== Description of the task ==
Return every line below in which "leaves" appears.
_____
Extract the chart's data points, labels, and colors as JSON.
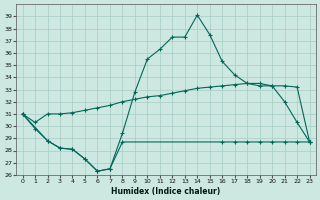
{
  "xlabel": "Humidex (Indice chaleur)",
  "bg_color": "#cce8e0",
  "grid_color": "#a8ccc4",
  "line_color": "#006858",
  "xlim": [
    -0.5,
    23.5
  ],
  "ylim": [
    26,
    40
  ],
  "yticks": [
    26,
    27,
    28,
    29,
    30,
    31,
    32,
    33,
    34,
    35,
    36,
    37,
    38,
    39
  ],
  "xticks": [
    0,
    1,
    2,
    3,
    4,
    5,
    6,
    7,
    8,
    9,
    10,
    11,
    12,
    13,
    14,
    15,
    16,
    17,
    18,
    19,
    20,
    21,
    22,
    23
  ],
  "series1_x": [
    0,
    1,
    2,
    3,
    4,
    5,
    6,
    7,
    8,
    9,
    10,
    11,
    12,
    13,
    14,
    15,
    16,
    17,
    18,
    19,
    20,
    21,
    22,
    23
  ],
  "series1_y": [
    31.0,
    30.3,
    31.0,
    31.0,
    31.1,
    31.3,
    31.5,
    31.7,
    32.0,
    32.2,
    32.4,
    32.5,
    32.7,
    32.9,
    33.1,
    33.2,
    33.3,
    33.4,
    33.5,
    33.5,
    33.3,
    33.3,
    33.2,
    28.7
  ],
  "series2_x": [
    0,
    1,
    2,
    3,
    4,
    5,
    6,
    7,
    8,
    9,
    10,
    11,
    12,
    13,
    14,
    15,
    16,
    17,
    18,
    19,
    20,
    21,
    22,
    23
  ],
  "series2_y": [
    31.0,
    29.8,
    28.8,
    28.2,
    28.1,
    27.3,
    26.3,
    26.5,
    29.4,
    32.8,
    35.5,
    36.3,
    37.3,
    37.3,
    39.1,
    37.5,
    35.3,
    34.2,
    33.5,
    33.3,
    33.3,
    32.0,
    30.3,
    28.7
  ],
  "series3_x": [
    0,
    2,
    3,
    4,
    5,
    6,
    7,
    8,
    16,
    17,
    18,
    19,
    20,
    21,
    22,
    23
  ],
  "series3_y": [
    31.0,
    28.8,
    28.2,
    28.1,
    27.3,
    26.3,
    26.5,
    28.7,
    28.7,
    28.7,
    28.7,
    28.7,
    28.7,
    28.7,
    28.7,
    28.7
  ]
}
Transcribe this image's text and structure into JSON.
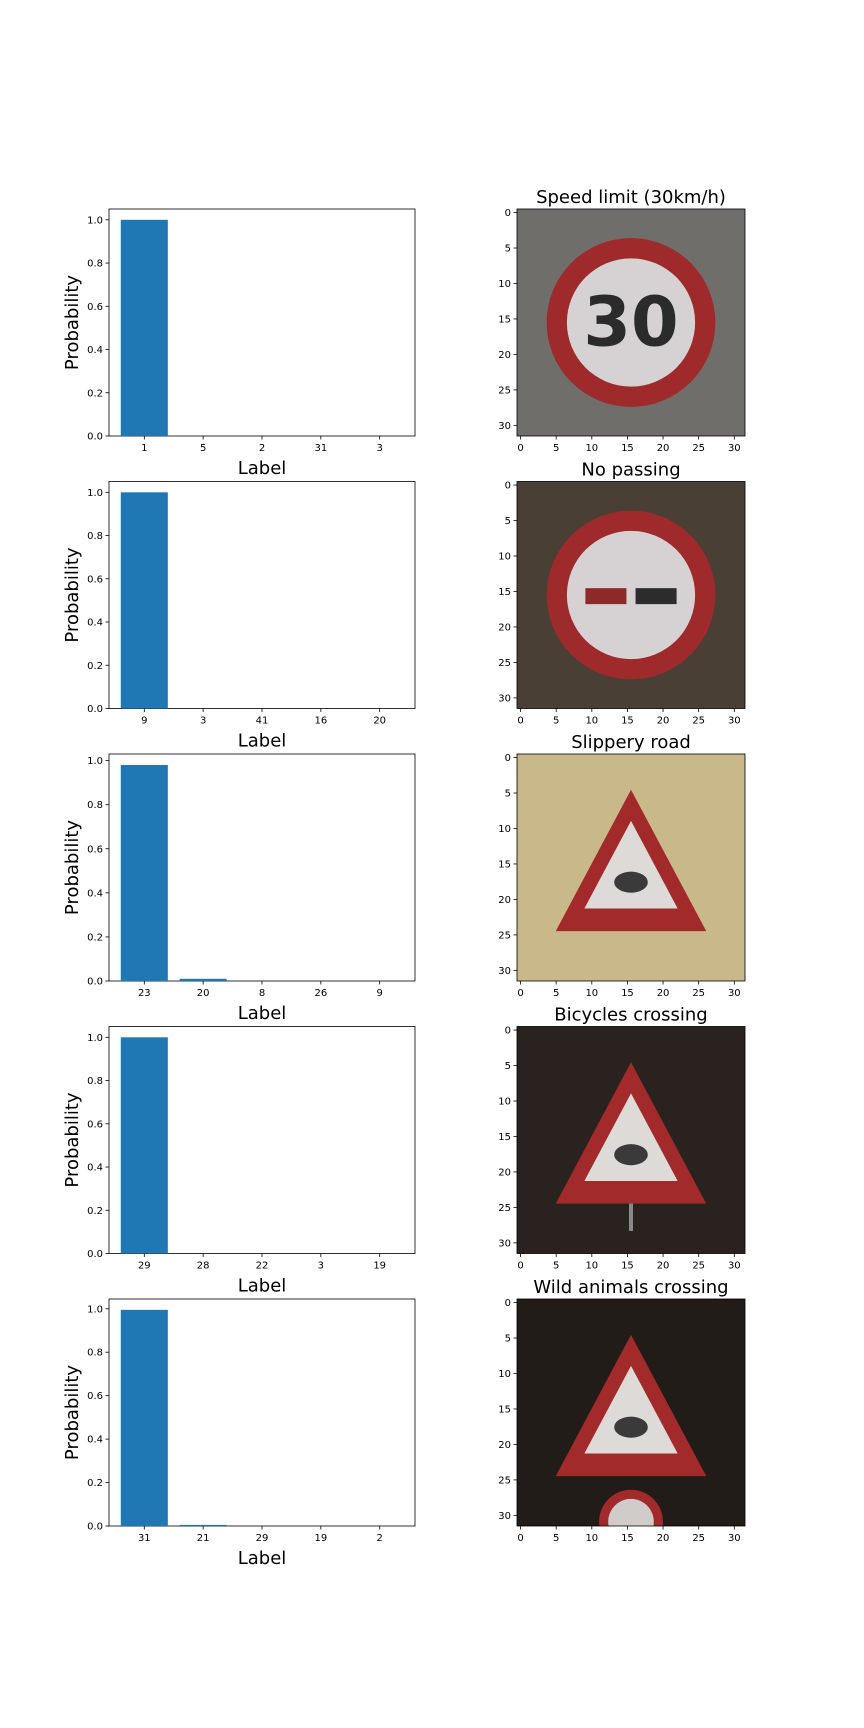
{
  "chart_data": [
    {
      "type": "bar",
      "categories": [
        "1",
        "5",
        "2",
        "31",
        "3"
      ],
      "values": [
        1.0,
        0.0,
        0.0,
        0.0,
        0.0
      ],
      "xlabel": "Label",
      "ylabel": "Probability",
      "ylim": [
        0,
        1.05
      ],
      "yticks": [
        "0.0",
        "0.2",
        "0.4",
        "0.6",
        "0.8",
        "1.0"
      ],
      "grid": false,
      "bar_color": "#1f77b4"
    },
    {
      "type": "bar",
      "categories": [
        "9",
        "3",
        "41",
        "16",
        "20"
      ],
      "values": [
        1.0,
        0.0,
        0.0,
        0.0,
        0.0
      ],
      "xlabel": "Label",
      "ylabel": "Probability",
      "ylim": [
        0,
        1.05
      ],
      "yticks": [
        "0.0",
        "0.2",
        "0.4",
        "0.6",
        "0.8",
        "1.0"
      ],
      "grid": false,
      "bar_color": "#1f77b4"
    },
    {
      "type": "bar",
      "categories": [
        "23",
        "20",
        "8",
        "26",
        "9"
      ],
      "values": [
        0.98,
        0.01,
        0.0,
        0.0,
        0.0
      ],
      "xlabel": "Label",
      "ylabel": "Probability",
      "ylim": [
        0,
        1.03
      ],
      "yticks": [
        "0.0",
        "0.2",
        "0.4",
        "0.6",
        "0.8",
        "1.0"
      ],
      "grid": false,
      "bar_color": "#1f77b4"
    },
    {
      "type": "bar",
      "categories": [
        "29",
        "28",
        "22",
        "3",
        "19"
      ],
      "values": [
        1.0,
        0.0,
        0.0,
        0.0,
        0.0
      ],
      "xlabel": "Label",
      "ylabel": "Probability",
      "ylim": [
        0,
        1.05
      ],
      "yticks": [
        "0.0",
        "0.2",
        "0.4",
        "0.6",
        "0.8",
        "1.0"
      ],
      "grid": false,
      "bar_color": "#1f77b4"
    },
    {
      "type": "bar",
      "categories": [
        "31",
        "21",
        "29",
        "19",
        "2"
      ],
      "values": [
        0.995,
        0.005,
        0.0,
        0.0,
        0.0
      ],
      "xlabel": "Label",
      "ylabel": "Probability",
      "ylim": [
        0,
        1.045
      ],
      "yticks": [
        "0.0",
        "0.2",
        "0.4",
        "0.6",
        "0.8",
        "1.0"
      ],
      "grid": false,
      "bar_color": "#1f77b4"
    }
  ],
  "images": [
    {
      "title": "Speed limit (30km/h)",
      "sign": "speed-limit-30-sign",
      "inner_text": "30",
      "background": "#6f6e6a",
      "xticks": [
        "0",
        "5",
        "10",
        "15",
        "20",
        "25",
        "30"
      ],
      "yticks": [
        "0",
        "5",
        "10",
        "15",
        "20",
        "25",
        "30"
      ]
    },
    {
      "title": "No passing",
      "sign": "no-passing-sign",
      "background": "#4a3f35",
      "xticks": [
        "0",
        "5",
        "10",
        "15",
        "20",
        "25",
        "30"
      ],
      "yticks": [
        "0",
        "5",
        "10",
        "15",
        "20",
        "25",
        "30"
      ]
    },
    {
      "title": "Slippery road",
      "sign": "slippery-road-sign",
      "background": "#c9b98a",
      "xticks": [
        "0",
        "5",
        "10",
        "15",
        "20",
        "25",
        "30"
      ],
      "yticks": [
        "0",
        "5",
        "10",
        "15",
        "20",
        "25",
        "30"
      ]
    },
    {
      "title": "Bicycles crossing",
      "sign": "bicycles-crossing-sign",
      "background": "#2a221e",
      "xticks": [
        "0",
        "5",
        "10",
        "15",
        "20",
        "25",
        "30"
      ],
      "yticks": [
        "0",
        "5",
        "10",
        "15",
        "20",
        "25",
        "30"
      ]
    },
    {
      "title": "Wild animals crossing",
      "sign": "wild-animals-crossing-sign",
      "background": "#221c19",
      "xticks": [
        "0",
        "5",
        "10",
        "15",
        "20",
        "25",
        "30"
      ],
      "yticks": [
        "0",
        "5",
        "10",
        "15",
        "20",
        "25",
        "30"
      ]
    }
  ]
}
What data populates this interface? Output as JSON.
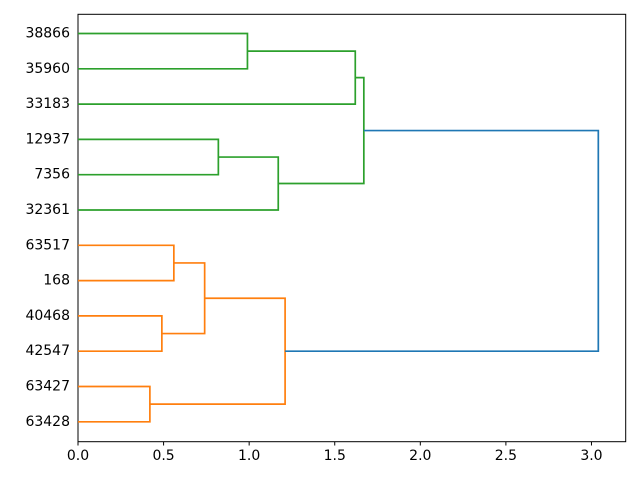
{
  "figure": {
    "background": "#ffffff"
  },
  "chart_data": {
    "type": "dendrogram",
    "orientation": "left-leaves-growing-right",
    "title": "",
    "xlabel": "",
    "ylabel": "",
    "grid": false,
    "leaves": [
      "38866",
      "35960",
      "33183",
      "12937",
      "7356",
      "32361",
      "63517",
      "168",
      "40468",
      "42547",
      "63427",
      "63428"
    ],
    "links": [
      {
        "a": "leaf:0",
        "b": "leaf:1",
        "distance": 0.99,
        "color": "green"
      },
      {
        "a": "leaf:3",
        "b": "leaf:4",
        "distance": 0.82,
        "color": "green"
      },
      {
        "a": "link:1",
        "b": "leaf:5",
        "distance": 1.17,
        "color": "green"
      },
      {
        "a": "link:0",
        "b": "leaf:2",
        "distance": 1.62,
        "color": "green"
      },
      {
        "a": "link:3",
        "b": "link:2",
        "distance": 1.67,
        "color": "green"
      },
      {
        "a": "leaf:6",
        "b": "leaf:7",
        "distance": 0.56,
        "color": "orange"
      },
      {
        "a": "leaf:8",
        "b": "leaf:9",
        "distance": 0.49,
        "color": "orange"
      },
      {
        "a": "link:5",
        "b": "link:6",
        "distance": 0.74,
        "color": "orange"
      },
      {
        "a": "leaf:10",
        "b": "leaf:11",
        "distance": 0.42,
        "color": "orange"
      },
      {
        "a": "link:7",
        "b": "link:8",
        "distance": 1.21,
        "color": "orange"
      },
      {
        "a": "link:4",
        "b": "link:9",
        "distance": 3.04,
        "color": "blue"
      }
    ],
    "x_axis": {
      "tick_labels": [
        "0.0",
        "0.5",
        "1.0",
        "1.5",
        "2.0",
        "2.5",
        "3.0"
      ],
      "tick_values": [
        0,
        0.5,
        1.0,
        1.5,
        2.0,
        2.5,
        3.0
      ],
      "range": [
        0,
        3.2
      ]
    },
    "colors": {
      "green": "#2ca02c",
      "orange": "#ff7f0e",
      "blue": "#1f77b4",
      "axis": "#000000",
      "text": "#000000"
    }
  }
}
_____
== Solution to this problem ==
    "orientation": "left-leaves-growing-right",
    "leaves": [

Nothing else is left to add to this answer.